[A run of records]
● ● ●
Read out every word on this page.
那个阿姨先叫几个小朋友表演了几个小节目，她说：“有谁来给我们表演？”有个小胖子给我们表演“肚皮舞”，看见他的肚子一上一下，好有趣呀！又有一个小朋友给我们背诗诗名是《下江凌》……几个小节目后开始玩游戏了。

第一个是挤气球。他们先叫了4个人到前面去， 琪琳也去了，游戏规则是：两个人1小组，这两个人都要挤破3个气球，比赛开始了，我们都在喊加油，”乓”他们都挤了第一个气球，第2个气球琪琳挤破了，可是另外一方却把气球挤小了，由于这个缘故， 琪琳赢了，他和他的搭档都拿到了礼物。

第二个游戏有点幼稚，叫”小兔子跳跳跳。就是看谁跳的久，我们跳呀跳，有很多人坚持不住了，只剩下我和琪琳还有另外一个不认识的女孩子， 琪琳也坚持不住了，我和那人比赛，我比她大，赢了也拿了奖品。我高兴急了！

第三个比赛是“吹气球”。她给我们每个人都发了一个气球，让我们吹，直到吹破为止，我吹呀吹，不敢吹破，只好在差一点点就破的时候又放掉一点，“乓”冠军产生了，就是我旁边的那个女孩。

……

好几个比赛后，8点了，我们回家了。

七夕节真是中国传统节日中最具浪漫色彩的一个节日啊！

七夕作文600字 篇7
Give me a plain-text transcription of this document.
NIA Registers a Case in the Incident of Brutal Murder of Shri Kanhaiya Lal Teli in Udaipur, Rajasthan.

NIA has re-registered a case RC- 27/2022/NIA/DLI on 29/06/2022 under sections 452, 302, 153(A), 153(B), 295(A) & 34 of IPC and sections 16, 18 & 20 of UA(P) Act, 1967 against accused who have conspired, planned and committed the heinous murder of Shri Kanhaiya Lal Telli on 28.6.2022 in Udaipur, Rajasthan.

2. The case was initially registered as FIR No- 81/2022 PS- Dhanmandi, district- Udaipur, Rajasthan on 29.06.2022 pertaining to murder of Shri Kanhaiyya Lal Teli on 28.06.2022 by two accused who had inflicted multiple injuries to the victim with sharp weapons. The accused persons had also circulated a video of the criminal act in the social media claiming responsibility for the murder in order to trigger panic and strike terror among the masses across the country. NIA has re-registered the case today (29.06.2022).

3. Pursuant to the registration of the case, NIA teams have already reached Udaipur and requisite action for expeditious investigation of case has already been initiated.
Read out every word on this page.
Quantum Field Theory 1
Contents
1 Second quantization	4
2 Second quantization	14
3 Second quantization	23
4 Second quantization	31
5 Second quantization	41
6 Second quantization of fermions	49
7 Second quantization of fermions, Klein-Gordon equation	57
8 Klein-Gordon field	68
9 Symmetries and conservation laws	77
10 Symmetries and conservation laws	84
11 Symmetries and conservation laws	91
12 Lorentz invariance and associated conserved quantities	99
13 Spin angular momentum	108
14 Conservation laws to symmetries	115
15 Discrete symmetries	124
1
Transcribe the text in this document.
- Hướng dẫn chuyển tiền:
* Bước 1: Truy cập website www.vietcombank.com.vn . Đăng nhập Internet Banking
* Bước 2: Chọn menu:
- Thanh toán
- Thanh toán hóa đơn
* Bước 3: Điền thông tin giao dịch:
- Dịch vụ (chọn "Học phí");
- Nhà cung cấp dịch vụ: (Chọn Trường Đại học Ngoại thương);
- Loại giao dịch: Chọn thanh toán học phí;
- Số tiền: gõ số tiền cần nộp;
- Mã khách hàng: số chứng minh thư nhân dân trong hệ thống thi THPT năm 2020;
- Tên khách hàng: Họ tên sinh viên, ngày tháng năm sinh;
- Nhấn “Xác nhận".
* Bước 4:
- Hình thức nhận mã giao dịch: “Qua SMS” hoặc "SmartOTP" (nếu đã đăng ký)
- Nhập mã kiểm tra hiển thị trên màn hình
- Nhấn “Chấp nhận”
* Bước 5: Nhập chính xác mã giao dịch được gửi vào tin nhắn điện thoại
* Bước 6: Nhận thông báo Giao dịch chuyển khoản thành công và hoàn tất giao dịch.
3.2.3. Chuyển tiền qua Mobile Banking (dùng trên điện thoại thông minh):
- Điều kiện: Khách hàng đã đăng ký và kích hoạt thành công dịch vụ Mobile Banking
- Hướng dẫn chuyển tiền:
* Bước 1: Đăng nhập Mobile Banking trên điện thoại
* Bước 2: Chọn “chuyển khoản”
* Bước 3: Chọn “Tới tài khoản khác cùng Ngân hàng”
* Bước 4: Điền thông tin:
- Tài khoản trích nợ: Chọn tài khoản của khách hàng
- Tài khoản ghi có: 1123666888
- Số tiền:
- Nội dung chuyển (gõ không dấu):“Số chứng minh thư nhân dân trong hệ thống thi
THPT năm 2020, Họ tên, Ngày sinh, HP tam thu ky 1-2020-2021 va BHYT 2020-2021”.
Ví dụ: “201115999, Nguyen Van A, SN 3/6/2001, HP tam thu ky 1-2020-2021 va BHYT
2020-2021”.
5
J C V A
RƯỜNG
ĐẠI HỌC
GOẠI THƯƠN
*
● ● ●
• [Your instructions]:
Identify and copy the lines holding the word "thông".

• [Response below]:
* Bước 3: Điền thông tin giao dịch:
* Bước 6: Nhận thông báo Giao dịch chuyển khoản thành công và hoàn tất giao dịch.
3.2.3. Chuyển tiền qua Mobile Banking (dùng trên điện thoại thông minh):
* Bước 4: Điền thông tin:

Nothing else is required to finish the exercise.